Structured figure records
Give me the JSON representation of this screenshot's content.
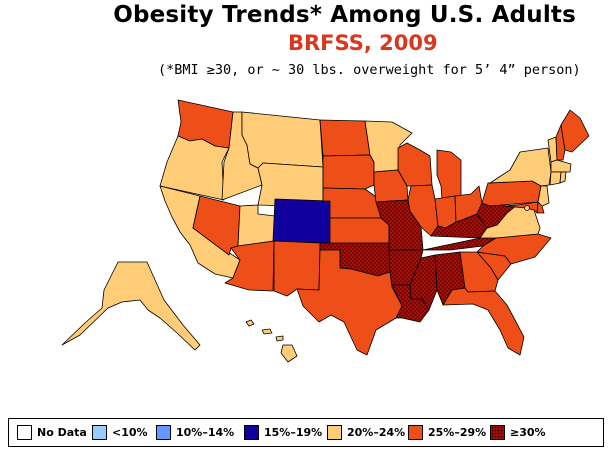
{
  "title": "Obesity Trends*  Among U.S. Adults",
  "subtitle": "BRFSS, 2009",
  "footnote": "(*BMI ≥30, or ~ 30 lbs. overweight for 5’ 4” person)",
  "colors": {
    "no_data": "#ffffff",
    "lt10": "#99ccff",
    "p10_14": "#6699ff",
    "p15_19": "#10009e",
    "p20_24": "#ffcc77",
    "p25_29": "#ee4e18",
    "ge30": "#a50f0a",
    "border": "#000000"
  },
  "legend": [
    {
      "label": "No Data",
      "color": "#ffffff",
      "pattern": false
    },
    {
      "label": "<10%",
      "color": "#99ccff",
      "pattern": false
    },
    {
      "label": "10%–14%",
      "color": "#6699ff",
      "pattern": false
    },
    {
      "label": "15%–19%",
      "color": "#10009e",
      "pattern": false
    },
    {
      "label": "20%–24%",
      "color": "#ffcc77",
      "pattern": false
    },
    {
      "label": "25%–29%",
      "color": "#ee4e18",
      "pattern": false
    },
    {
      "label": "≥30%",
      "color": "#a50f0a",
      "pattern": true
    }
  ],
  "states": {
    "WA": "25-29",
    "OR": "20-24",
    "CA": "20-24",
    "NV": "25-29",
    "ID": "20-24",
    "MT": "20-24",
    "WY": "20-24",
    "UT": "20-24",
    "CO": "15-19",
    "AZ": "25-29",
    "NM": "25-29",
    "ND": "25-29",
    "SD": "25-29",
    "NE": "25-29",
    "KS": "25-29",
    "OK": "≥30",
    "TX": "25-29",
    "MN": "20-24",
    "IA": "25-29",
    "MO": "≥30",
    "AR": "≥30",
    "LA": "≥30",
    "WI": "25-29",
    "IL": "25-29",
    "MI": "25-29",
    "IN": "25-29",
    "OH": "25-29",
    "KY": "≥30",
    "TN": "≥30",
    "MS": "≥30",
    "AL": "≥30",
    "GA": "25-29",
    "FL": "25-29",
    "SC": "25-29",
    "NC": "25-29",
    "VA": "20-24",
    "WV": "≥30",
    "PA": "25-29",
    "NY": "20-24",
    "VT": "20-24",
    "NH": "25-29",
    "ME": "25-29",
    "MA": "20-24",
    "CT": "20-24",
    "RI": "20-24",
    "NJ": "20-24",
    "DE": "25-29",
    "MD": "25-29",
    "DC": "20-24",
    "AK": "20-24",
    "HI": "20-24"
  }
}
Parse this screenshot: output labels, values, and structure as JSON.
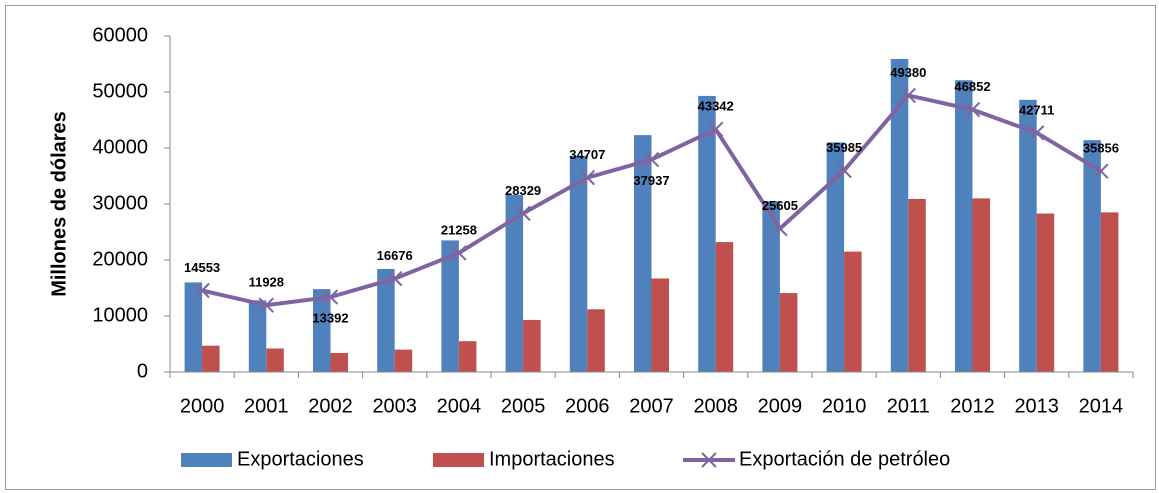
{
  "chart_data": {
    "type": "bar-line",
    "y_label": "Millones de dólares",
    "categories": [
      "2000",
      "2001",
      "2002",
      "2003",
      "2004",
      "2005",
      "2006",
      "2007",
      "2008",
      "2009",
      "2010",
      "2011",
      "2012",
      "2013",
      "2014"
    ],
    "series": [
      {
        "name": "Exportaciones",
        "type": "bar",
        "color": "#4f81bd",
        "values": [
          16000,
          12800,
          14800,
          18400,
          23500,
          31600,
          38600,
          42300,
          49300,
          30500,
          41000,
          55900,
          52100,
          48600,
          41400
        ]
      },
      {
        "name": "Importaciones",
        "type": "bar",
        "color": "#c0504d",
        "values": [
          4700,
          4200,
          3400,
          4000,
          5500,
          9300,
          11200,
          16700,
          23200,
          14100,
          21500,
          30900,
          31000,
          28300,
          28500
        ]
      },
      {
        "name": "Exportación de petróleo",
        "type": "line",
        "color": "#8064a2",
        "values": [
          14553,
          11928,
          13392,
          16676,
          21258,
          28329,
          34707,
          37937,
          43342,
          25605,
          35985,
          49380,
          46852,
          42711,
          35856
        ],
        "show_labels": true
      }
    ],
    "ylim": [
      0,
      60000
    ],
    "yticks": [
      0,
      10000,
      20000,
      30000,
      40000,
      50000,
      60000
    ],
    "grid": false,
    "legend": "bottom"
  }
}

[OBJECTIVE]: Pictures in the records should not appear in your copy, but everything else must be transcribed exactly.

[RESULT]:
Give me the JSON representation of this screenshot's content.
{
  "title": "Obesity Trends*  Among U.S. Adults",
  "subtitle": "BRFSS, 2009",
  "footnote": "(*BMI ≥30, or ~ 30 lbs. overweight for 5’ 4” person)",
  "colors": {
    "no_data": "#ffffff",
    "lt10": "#99ccff",
    "p10_14": "#6699ff",
    "p15_19": "#10009e",
    "p20_24": "#ffcc77",
    "p25_29": "#ee4e18",
    "ge30": "#a50f0a",
    "border": "#000000"
  },
  "legend": [
    {
      "label": "No Data",
      "color": "#ffffff",
      "pattern": false
    },
    {
      "label": "<10%",
      "color": "#99ccff",
      "pattern": false
    },
    {
      "label": "10%–14%",
      "color": "#6699ff",
      "pattern": false
    },
    {
      "label": "15%–19%",
      "color": "#10009e",
      "pattern": false
    },
    {
      "label": "20%–24%",
      "color": "#ffcc77",
      "pattern": false
    },
    {
      "label": "25%–29%",
      "color": "#ee4e18",
      "pattern": false
    },
    {
      "label": "≥30%",
      "color": "#a50f0a",
      "pattern": true
    }
  ],
  "states": {
    "WA": "25-29",
    "OR": "20-24",
    "CA": "20-24",
    "NV": "25-29",
    "ID": "20-24",
    "MT": "20-24",
    "WY": "20-24",
    "UT": "20-24",
    "CO": "15-19",
    "AZ": "25-29",
    "NM": "25-29",
    "ND": "25-29",
    "SD": "25-29",
    "NE": "25-29",
    "KS": "25-29",
    "OK": "≥30",
    "TX": "25-29",
    "MN": "20-24",
    "IA": "25-29",
    "MO": "≥30",
    "AR": "≥30",
    "LA": "≥30",
    "WI": "25-29",
    "IL": "25-29",
    "MI": "25-29",
    "IN": "25-29",
    "OH": "25-29",
    "KY": "≥30",
    "TN": "≥30",
    "MS": "≥30",
    "AL": "≥30",
    "GA": "25-29",
    "FL": "25-29",
    "SC": "25-29",
    "NC": "25-29",
    "VA": "20-24",
    "WV": "≥30",
    "PA": "25-29",
    "NY": "20-24",
    "VT": "20-24",
    "NH": "25-29",
    "ME": "25-29",
    "MA": "20-24",
    "CT": "20-24",
    "RI": "20-24",
    "NJ": "20-24",
    "DE": "25-29",
    "MD": "25-29",
    "DC": "20-24",
    "AK": "20-24",
    "HI": "20-24"
  }
}
Parse this screenshot: output labels, values, and structure as JSON.
{
  "chart_data": {
    "type": "bar-line",
    "y_label": "Millones de dólares",
    "categories": [
      "2000",
      "2001",
      "2002",
      "2003",
      "2004",
      "2005",
      "2006",
      "2007",
      "2008",
      "2009",
      "2010",
      "2011",
      "2012",
      "2013",
      "2014"
    ],
    "series": [
      {
        "name": "Exportaciones",
        "type": "bar",
        "color": "#4f81bd",
        "values": [
          16000,
          12800,
          14800,
          18400,
          23500,
          31600,
          38600,
          42300,
          49300,
          30500,
          41000,
          55900,
          52100,
          48600,
          41400
        ]
      },
      {
        "name": "Importaciones",
        "type": "bar",
        "color": "#c0504d",
        "values": [
          4700,
          4200,
          3400,
          4000,
          5500,
          9300,
          11200,
          16700,
          23200,
          14100,
          21500,
          30900,
          31000,
          28300,
          28500
        ]
      },
      {
        "name": "Exportación de petróleo",
        "type": "line",
        "color": "#8064a2",
        "values": [
          14553,
          11928,
          13392,
          16676,
          21258,
          28329,
          34707,
          37937,
          43342,
          25605,
          35985,
          49380,
          46852,
          42711,
          35856
        ],
        "show_labels": true
      }
    ],
    "ylim": [
      0,
      60000
    ],
    "yticks": [
      0,
      10000,
      20000,
      30000,
      40000,
      50000,
      60000
    ],
    "grid": false,
    "legend": "bottom"
  }
}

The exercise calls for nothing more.